→ **Exercise description**:
Filter out everything except lines holding "zgarishi".

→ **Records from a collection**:
--
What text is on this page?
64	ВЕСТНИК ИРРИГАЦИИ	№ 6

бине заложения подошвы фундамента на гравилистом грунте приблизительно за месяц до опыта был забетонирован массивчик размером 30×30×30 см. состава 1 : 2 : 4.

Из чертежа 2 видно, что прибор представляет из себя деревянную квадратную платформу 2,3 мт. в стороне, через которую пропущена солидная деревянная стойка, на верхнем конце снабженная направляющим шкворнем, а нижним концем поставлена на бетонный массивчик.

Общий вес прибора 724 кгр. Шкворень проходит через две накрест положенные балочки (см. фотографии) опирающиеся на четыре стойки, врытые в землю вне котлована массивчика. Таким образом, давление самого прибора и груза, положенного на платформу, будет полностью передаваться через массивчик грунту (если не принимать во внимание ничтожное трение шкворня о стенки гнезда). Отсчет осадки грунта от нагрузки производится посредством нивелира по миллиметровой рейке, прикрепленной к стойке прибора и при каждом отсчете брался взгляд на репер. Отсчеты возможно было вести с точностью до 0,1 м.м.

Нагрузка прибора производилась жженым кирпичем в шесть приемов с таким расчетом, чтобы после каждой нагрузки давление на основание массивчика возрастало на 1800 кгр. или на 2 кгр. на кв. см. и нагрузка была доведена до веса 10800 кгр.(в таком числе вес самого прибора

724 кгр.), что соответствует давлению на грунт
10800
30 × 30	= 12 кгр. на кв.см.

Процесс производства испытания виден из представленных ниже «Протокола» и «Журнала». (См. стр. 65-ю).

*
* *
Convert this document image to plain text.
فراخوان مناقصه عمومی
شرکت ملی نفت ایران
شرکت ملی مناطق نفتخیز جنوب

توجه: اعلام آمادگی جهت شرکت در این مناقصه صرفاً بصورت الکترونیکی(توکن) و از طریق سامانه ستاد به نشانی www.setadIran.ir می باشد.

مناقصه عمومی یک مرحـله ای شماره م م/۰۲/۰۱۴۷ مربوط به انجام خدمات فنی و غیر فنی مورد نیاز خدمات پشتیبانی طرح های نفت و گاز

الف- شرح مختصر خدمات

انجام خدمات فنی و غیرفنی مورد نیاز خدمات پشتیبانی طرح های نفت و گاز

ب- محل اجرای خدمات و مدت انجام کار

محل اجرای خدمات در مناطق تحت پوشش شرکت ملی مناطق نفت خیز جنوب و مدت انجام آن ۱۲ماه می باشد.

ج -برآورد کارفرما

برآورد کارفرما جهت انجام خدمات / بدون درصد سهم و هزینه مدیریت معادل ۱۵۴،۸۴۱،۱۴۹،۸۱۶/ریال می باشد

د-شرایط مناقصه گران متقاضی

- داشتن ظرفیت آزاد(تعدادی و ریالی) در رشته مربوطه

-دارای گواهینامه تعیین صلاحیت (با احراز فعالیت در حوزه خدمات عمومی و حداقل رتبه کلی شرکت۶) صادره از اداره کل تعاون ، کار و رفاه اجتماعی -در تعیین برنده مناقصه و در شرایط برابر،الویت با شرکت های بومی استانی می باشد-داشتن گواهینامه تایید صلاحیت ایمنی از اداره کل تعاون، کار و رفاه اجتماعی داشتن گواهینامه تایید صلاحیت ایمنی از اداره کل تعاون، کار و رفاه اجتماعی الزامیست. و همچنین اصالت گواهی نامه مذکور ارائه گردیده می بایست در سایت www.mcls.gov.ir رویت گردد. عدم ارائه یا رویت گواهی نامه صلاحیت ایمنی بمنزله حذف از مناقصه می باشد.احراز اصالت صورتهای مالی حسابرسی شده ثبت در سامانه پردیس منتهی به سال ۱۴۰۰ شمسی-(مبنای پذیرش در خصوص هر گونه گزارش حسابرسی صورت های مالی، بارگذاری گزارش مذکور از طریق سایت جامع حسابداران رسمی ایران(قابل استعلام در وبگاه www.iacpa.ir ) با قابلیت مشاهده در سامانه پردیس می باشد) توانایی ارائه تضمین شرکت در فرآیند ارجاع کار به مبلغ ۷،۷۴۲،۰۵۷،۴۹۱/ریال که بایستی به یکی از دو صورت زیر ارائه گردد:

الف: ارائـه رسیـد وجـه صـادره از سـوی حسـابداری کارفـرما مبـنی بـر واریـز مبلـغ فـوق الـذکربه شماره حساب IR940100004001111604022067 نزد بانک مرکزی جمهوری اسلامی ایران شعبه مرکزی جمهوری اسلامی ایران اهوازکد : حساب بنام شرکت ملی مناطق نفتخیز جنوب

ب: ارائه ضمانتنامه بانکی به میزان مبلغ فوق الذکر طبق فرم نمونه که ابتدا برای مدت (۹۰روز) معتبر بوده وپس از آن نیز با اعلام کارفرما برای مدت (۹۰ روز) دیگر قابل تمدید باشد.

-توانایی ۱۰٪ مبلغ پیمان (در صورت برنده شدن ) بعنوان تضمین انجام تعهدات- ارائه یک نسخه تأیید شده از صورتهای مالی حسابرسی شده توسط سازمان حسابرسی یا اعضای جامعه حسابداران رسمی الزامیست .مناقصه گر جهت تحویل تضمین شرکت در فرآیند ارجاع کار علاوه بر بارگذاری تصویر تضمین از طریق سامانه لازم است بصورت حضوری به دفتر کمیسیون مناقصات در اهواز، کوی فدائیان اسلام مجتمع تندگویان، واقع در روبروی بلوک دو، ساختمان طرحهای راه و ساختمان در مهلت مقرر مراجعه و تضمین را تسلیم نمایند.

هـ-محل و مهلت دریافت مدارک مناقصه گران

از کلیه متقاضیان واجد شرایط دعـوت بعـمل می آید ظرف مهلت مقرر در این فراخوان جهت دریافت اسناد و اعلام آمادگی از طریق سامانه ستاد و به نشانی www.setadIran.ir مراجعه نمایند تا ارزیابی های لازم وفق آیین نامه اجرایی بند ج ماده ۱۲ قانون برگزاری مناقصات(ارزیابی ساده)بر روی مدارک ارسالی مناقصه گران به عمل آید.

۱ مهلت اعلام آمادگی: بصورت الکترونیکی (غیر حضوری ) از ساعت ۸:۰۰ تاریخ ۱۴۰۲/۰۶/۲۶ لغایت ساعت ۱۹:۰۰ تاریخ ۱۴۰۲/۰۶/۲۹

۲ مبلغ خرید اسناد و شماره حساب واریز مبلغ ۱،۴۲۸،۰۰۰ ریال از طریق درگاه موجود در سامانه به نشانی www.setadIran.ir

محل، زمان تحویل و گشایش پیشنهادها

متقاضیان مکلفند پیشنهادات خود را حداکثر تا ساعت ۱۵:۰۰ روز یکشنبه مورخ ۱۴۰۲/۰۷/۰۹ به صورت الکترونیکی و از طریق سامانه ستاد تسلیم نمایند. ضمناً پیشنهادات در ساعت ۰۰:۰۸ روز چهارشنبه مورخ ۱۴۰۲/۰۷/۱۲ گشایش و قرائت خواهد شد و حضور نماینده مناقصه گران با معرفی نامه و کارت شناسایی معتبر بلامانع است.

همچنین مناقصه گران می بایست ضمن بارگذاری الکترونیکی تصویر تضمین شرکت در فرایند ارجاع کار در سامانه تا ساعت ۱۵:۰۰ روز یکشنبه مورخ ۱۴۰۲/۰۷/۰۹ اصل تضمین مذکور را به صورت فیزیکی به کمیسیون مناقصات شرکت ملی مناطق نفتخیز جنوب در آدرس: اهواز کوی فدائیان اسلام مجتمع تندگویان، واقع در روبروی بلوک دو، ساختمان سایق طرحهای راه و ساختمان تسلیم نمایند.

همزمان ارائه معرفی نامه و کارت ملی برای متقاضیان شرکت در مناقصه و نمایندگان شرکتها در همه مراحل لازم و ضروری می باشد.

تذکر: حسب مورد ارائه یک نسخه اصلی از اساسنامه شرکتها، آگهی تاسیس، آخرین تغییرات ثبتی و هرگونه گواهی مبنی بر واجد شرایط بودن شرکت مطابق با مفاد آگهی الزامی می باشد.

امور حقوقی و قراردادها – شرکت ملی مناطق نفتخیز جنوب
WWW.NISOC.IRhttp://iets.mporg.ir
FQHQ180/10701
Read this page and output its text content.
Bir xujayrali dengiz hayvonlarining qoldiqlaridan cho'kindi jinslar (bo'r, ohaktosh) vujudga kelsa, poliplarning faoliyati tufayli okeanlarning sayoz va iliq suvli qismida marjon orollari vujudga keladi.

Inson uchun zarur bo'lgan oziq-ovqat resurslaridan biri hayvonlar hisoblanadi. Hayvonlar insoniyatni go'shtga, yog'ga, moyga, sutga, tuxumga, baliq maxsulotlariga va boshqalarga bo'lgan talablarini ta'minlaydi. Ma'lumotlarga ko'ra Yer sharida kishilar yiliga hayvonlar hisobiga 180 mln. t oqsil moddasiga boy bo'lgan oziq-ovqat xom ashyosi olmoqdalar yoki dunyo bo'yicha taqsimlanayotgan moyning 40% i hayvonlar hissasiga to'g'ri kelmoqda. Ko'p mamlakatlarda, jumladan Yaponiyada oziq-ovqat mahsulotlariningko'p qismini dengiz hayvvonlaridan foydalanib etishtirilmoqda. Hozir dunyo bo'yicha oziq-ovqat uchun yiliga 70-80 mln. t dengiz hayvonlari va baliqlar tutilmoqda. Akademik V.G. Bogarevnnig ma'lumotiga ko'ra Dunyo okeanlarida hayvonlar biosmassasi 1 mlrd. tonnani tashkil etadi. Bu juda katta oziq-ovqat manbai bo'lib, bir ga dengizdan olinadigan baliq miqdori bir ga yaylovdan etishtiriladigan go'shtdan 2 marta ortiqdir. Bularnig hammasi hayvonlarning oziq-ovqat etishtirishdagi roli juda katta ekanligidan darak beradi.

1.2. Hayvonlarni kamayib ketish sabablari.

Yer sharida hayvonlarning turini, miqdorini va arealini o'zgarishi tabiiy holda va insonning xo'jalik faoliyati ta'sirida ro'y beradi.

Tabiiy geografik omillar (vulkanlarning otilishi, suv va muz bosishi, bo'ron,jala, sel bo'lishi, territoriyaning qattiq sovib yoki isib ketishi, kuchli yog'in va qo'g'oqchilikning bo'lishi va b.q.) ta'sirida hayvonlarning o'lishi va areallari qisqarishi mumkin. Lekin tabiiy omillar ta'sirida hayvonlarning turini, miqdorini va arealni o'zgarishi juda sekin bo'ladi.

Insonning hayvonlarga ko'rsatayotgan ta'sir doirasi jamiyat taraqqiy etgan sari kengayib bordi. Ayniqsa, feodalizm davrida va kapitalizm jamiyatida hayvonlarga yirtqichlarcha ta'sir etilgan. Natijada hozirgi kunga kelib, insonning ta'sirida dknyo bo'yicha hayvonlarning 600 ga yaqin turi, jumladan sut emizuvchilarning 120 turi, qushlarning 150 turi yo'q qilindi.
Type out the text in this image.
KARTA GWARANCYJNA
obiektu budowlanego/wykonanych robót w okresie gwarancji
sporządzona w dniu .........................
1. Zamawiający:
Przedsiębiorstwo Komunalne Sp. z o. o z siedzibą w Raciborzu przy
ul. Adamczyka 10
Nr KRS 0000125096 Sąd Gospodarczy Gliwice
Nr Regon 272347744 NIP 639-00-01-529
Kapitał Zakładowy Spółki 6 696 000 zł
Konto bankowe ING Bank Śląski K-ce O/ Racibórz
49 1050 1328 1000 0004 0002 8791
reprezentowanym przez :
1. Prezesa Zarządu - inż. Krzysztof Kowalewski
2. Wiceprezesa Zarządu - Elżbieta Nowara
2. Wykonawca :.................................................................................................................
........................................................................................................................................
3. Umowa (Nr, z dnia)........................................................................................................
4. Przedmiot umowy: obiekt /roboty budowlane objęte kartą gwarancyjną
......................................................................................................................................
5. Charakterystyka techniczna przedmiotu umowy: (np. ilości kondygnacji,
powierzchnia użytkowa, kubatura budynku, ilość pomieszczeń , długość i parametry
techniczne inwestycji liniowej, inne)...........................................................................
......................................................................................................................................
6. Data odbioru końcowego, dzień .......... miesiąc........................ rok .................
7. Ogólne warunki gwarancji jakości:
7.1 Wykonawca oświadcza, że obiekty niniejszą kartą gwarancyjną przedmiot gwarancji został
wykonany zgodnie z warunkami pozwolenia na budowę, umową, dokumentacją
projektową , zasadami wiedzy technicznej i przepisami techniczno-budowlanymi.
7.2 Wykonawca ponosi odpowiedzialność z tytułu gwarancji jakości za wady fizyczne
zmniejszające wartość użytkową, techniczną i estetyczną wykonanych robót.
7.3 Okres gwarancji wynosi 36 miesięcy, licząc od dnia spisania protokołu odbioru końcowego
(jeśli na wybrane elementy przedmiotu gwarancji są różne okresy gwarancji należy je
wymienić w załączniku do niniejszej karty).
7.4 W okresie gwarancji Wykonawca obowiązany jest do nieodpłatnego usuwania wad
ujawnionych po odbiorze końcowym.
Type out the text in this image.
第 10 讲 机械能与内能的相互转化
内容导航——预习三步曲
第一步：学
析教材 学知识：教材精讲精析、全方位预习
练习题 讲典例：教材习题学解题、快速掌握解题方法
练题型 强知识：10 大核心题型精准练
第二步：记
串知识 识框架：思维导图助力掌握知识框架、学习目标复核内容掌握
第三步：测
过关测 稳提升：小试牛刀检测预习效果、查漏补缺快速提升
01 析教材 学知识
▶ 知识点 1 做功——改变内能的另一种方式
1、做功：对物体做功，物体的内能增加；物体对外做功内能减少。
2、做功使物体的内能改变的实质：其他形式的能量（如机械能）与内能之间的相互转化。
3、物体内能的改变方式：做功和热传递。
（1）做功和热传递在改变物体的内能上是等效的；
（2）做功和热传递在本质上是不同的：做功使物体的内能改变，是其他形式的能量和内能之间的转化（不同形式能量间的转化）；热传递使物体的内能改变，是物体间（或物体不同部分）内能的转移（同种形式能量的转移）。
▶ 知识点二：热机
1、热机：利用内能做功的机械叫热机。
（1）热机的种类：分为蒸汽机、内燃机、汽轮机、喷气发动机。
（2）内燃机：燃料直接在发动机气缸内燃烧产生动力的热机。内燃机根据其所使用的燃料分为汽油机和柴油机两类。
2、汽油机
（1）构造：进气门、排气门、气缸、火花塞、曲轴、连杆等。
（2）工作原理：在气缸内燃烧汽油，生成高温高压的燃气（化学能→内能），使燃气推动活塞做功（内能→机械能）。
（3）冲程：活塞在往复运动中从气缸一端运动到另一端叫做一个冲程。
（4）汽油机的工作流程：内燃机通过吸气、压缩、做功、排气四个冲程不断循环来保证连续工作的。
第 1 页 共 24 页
--
→ **Exercise result**:
Yer sharida hayvonlarning turini, miqdorini va arealini o'zgarishi tabiiy holda va insonning xo'jalik faoliyati ta'sirida ro'y beradi.
Tabiiy geografik omillar (vulkanlarning otilishi, suv va muz bosishi, bo'ron,jala, sel bo'lishi, territoriyaning qattiq sovib yoki isib ketishi, kuchli yog'in va qo'g'oqchilikning bo'lishi va b.q.) ta'sirida hayvonlarning o'lishi va areallari qisqarishi mumkin. Lekin tabiiy omillar ta'sirida hayvonlarning turini, miqdorini va arealni o'zgarishi juda sekin bo'ladi.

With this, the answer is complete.